The task -
Set each record down exactly, excluding all images.

# Start of Records for the exercise

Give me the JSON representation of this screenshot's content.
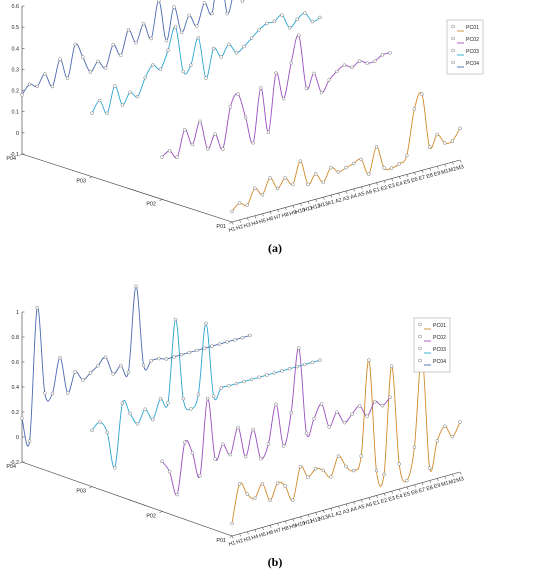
{
  "chart_data": [
    {
      "type": "line",
      "panel_label": "(a)",
      "z_categories": [
        "P01",
        "P02",
        "P03",
        "P04"
      ],
      "x_categories": [
        "H1",
        "H2",
        "H3",
        "H4",
        "H5",
        "H6",
        "H7",
        "H8",
        "H9",
        "H10",
        "H11",
        "H12",
        "H13",
        "A1",
        "A2",
        "A3",
        "A4",
        "A5",
        "A6",
        "E1",
        "E2",
        "E3",
        "E4",
        "E5",
        "E6",
        "E7",
        "E8",
        "E9",
        "M1",
        "M2",
        "M3"
      ],
      "yticks": [
        "-0.1",
        "0",
        "0.1",
        "0.2",
        "0.3",
        "0.4",
        "0.5",
        "0.6"
      ],
      "ylim": [
        -0.1,
        0.6
      ],
      "legend": [
        "PC01",
        "PC02",
        "PC03",
        "PC04"
      ],
      "series_colors": [
        "#d08a2a",
        "#9a4fbf",
        "#2ba4d0",
        "#4a69b0"
      ],
      "series": [
        {
          "values": [
            -0.05,
            -0.02,
            -0.04,
            0.03,
            -0.01,
            0.06,
            0.0,
            0.04,
            0.0,
            0.1,
            -0.02,
            0.02,
            -0.03,
            0.03,
            0.0,
            0.01,
            0.02,
            0.03,
            -0.05,
            0.07,
            -0.04,
            -0.05,
            -0.04,
            -0.01,
            0.2,
            0.26,
            0.0,
            0.05,
            0.0,
            0.0,
            0.05
          ]
        },
        {
          "values": [
            0.1,
            0.12,
            0.08,
            0.2,
            0.12,
            0.22,
            0.08,
            0.14,
            0.06,
            0.25,
            0.3,
            0.18,
            0.05,
            0.3,
            0.08,
            0.35,
            0.22,
            0.38,
            0.5,
            0.24,
            0.3,
            0.2,
            0.25,
            0.28,
            0.3,
            0.28,
            0.3,
            0.28,
            0.28,
            0.3,
            0.3
          ]
        },
        {
          "values": [
            0.2,
            0.25,
            0.18,
            0.3,
            0.2,
            0.25,
            0.22,
            0.3,
            0.35,
            0.32,
            0.4,
            0.5,
            0.28,
            0.3,
            0.42,
            0.22,
            0.35,
            0.3,
            0.35,
            0.3,
            0.32,
            0.35,
            0.38,
            0.4,
            0.4,
            0.42,
            0.35,
            0.38,
            0.4,
            0.35,
            0.36
          ]
        },
        {
          "values": [
            0.18,
            0.22,
            0.2,
            0.25,
            0.18,
            0.3,
            0.2,
            0.35,
            0.28,
            0.2,
            0.24,
            0.2,
            0.3,
            0.24,
            0.35,
            0.28,
            0.36,
            0.28,
            0.45,
            0.25,
            0.4,
            0.27,
            0.34,
            0.28,
            0.38,
            0.32,
            0.54,
            0.3,
            0.4,
            0.34,
            0.38
          ]
        }
      ]
    },
    {
      "type": "line",
      "panel_label": "(b)",
      "z_categories": [
        "P01",
        "P02",
        "P03",
        "P04"
      ],
      "x_categories": [
        "H1",
        "H2",
        "H3",
        "H4",
        "H5",
        "H6",
        "H7",
        "H8",
        "H9",
        "H10",
        "H11",
        "H12",
        "H13",
        "A1",
        "A2",
        "A3",
        "A4",
        "A5",
        "A6",
        "E1",
        "E2",
        "E3",
        "E4",
        "E5",
        "E6",
        "E7",
        "E8",
        "E9",
        "M1",
        "M2",
        "M3"
      ],
      "yticks": [
        "-0.2",
        "0",
        "0.2",
        "0.4",
        "0.6",
        "0.8",
        "1"
      ],
      "ylim": [
        -0.2,
        1.0
      ],
      "legend": [
        "PC01",
        "PC02",
        "PC03",
        "PC04"
      ],
      "series_colors": [
        "#d08a2a",
        "#9a4fbf",
        "#2ba4d0",
        "#4a69b0"
      ],
      "series": [
        {
          "values": [
            -0.1,
            0.2,
            0.1,
            0.05,
            0.15,
            0.0,
            0.12,
            0.08,
            -0.05,
            0.2,
            0.1,
            0.15,
            0.12,
            0.05,
            0.2,
            0.1,
            0.05,
            0.15,
            0.9,
            0.0,
            -0.05,
            0.8,
            0.0,
            -0.15,
            0.1,
            0.82,
            -0.1,
            0.1,
            0.2,
            0.1,
            0.2
          ]
        },
        {
          "values": [
            0.2,
            0.1,
            -0.1,
            0.3,
            0.2,
            0.0,
            0.6,
            0.1,
            0.2,
            0.1,
            0.3,
            0.05,
            0.25,
            0.0,
            0.1,
            0.4,
            0.05,
            0.3,
            0.8,
            0.1,
            0.2,
            0.3,
            0.1,
            0.2,
            0.1,
            0.15,
            0.2,
            0.1,
            0.2,
            0.15,
            0.2
          ]
        },
        {
          "values": [
            0.25,
            0.3,
            0.2,
            -0.1,
            0.4,
            0.3,
            0.2,
            0.3,
            0.2,
            0.35,
            0.3,
            0.95,
            0.3,
            0.2,
            0.3,
            0.85,
            0.25,
            0.3,
            0.3,
            0.3,
            0.3,
            0.3,
            0.3,
            0.3,
            0.3,
            0.3,
            0.3,
            0.3,
            0.3,
            0.3,
            0.3
          ]
        },
        {
          "values": [
            0.15,
            -0.05,
            1.0,
            0.3,
            0.28,
            0.55,
            0.25,
            0.4,
            0.32,
            0.36,
            0.4,
            0.45,
            0.3,
            0.35,
            0.28,
            0.95,
            0.3,
            0.32,
            0.32,
            0.3,
            0.3,
            0.3,
            0.3,
            0.3,
            0.3,
            0.3,
            0.3,
            0.3,
            0.3,
            0.3,
            0.3
          ]
        }
      ]
    }
  ]
}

# End of Records for the exercise

Output of the task -
Give me the JSON representation of this screenshot's content.
{
  "chart_data": [
    {
      "type": "line",
      "panel_label": "(a)",
      "z_categories": [
        "P01",
        "P02",
        "P03",
        "P04"
      ],
      "x_categories": [
        "H1",
        "H2",
        "H3",
        "H4",
        "H5",
        "H6",
        "H7",
        "H8",
        "H9",
        "H10",
        "H11",
        "H12",
        "H13",
        "A1",
        "A2",
        "A3",
        "A4",
        "A5",
        "A6",
        "E1",
        "E2",
        "E3",
        "E4",
        "E5",
        "E6",
        "E7",
        "E8",
        "E9",
        "M1",
        "M2",
        "M3"
      ],
      "yticks": [
        "-0.1",
        "0",
        "0.1",
        "0.2",
        "0.3",
        "0.4",
        "0.5",
        "0.6"
      ],
      "ylim": [
        -0.1,
        0.6
      ],
      "legend": [
        "PC01",
        "PC02",
        "PC03",
        "PC04"
      ],
      "series_colors": [
        "#d08a2a",
        "#9a4fbf",
        "#2ba4d0",
        "#4a69b0"
      ],
      "series": [
        {
          "values": [
            -0.05,
            -0.02,
            -0.04,
            0.03,
            -0.01,
            0.06,
            0.0,
            0.04,
            0.0,
            0.1,
            -0.02,
            0.02,
            -0.03,
            0.03,
            0.0,
            0.01,
            0.02,
            0.03,
            -0.05,
            0.07,
            -0.04,
            -0.05,
            -0.04,
            -0.01,
            0.2,
            0.26,
            0.0,
            0.05,
            0.0,
            0.0,
            0.05
          ]
        },
        {
          "values": [
            0.1,
            0.12,
            0.08,
            0.2,
            0.12,
            0.22,
            0.08,
            0.14,
            0.06,
            0.25,
            0.3,
            0.18,
            0.05,
            0.3,
            0.08,
            0.35,
            0.22,
            0.38,
            0.5,
            0.24,
            0.3,
            0.2,
            0.25,
            0.28,
            0.3,
            0.28,
            0.3,
            0.28,
            0.28,
            0.3,
            0.3
          ]
        },
        {
          "values": [
            0.2,
            0.25,
            0.18,
            0.3,
            0.2,
            0.25,
            0.22,
            0.3,
            0.35,
            0.32,
            0.4,
            0.5,
            0.28,
            0.3,
            0.42,
            0.22,
            0.35,
            0.3,
            0.35,
            0.3,
            0.32,
            0.35,
            0.38,
            0.4,
            0.4,
            0.42,
            0.35,
            0.38,
            0.4,
            0.35,
            0.36
          ]
        },
        {
          "values": [
            0.18,
            0.22,
            0.2,
            0.25,
            0.18,
            0.3,
            0.2,
            0.35,
            0.28,
            0.2,
            0.24,
            0.2,
            0.3,
            0.24,
            0.35,
            0.28,
            0.36,
            0.28,
            0.45,
            0.25,
            0.4,
            0.27,
            0.34,
            0.28,
            0.38,
            0.32,
            0.54,
            0.3,
            0.4,
            0.34,
            0.38
          ]
        }
      ]
    },
    {
      "type": "line",
      "panel_label": "(b)",
      "z_categories": [
        "P01",
        "P02",
        "P03",
        "P04"
      ],
      "x_categories": [
        "H1",
        "H2",
        "H3",
        "H4",
        "H5",
        "H6",
        "H7",
        "H8",
        "H9",
        "H10",
        "H11",
        "H12",
        "H13",
        "A1",
        "A2",
        "A3",
        "A4",
        "A5",
        "A6",
        "E1",
        "E2",
        "E3",
        "E4",
        "E5",
        "E6",
        "E7",
        "E8",
        "E9",
        "M1",
        "M2",
        "M3"
      ],
      "yticks": [
        "-0.2",
        "0",
        "0.2",
        "0.4",
        "0.6",
        "0.8",
        "1"
      ],
      "ylim": [
        -0.2,
        1.0
      ],
      "legend": [
        "PC01",
        "PC02",
        "PC03",
        "PC04"
      ],
      "series_colors": [
        "#d08a2a",
        "#9a4fbf",
        "#2ba4d0",
        "#4a69b0"
      ],
      "series": [
        {
          "values": [
            -0.1,
            0.2,
            0.1,
            0.05,
            0.15,
            0.0,
            0.12,
            0.08,
            -0.05,
            0.2,
            0.1,
            0.15,
            0.12,
            0.05,
            0.2,
            0.1,
            0.05,
            0.15,
            0.9,
            0.0,
            -0.05,
            0.8,
            0.0,
            -0.15,
            0.1,
            0.82,
            -0.1,
            0.1,
            0.2,
            0.1,
            0.2
          ]
        },
        {
          "values": [
            0.2,
            0.1,
            -0.1,
            0.3,
            0.2,
            0.0,
            0.6,
            0.1,
            0.2,
            0.1,
            0.3,
            0.05,
            0.25,
            0.0,
            0.1,
            0.4,
            0.05,
            0.3,
            0.8,
            0.1,
            0.2,
            0.3,
            0.1,
            0.2,
            0.1,
            0.15,
            0.2,
            0.1,
            0.2,
            0.15,
            0.2
          ]
        },
        {
          "values": [
            0.25,
            0.3,
            0.2,
            -0.1,
            0.4,
            0.3,
            0.2,
            0.3,
            0.2,
            0.35,
            0.3,
            0.95,
            0.3,
            0.2,
            0.3,
            0.85,
            0.25,
            0.3,
            0.3,
            0.3,
            0.3,
            0.3,
            0.3,
            0.3,
            0.3,
            0.3,
            0.3,
            0.3,
            0.3,
            0.3,
            0.3
          ]
        },
        {
          "values": [
            0.15,
            -0.05,
            1.0,
            0.3,
            0.28,
            0.55,
            0.25,
            0.4,
            0.32,
            0.36,
            0.4,
            0.45,
            0.3,
            0.35,
            0.28,
            0.95,
            0.3,
            0.32,
            0.32,
            0.3,
            0.3,
            0.3,
            0.3,
            0.3,
            0.3,
            0.3,
            0.3,
            0.3,
            0.3,
            0.3,
            0.3
          ]
        }
      ]
    }
  ]
}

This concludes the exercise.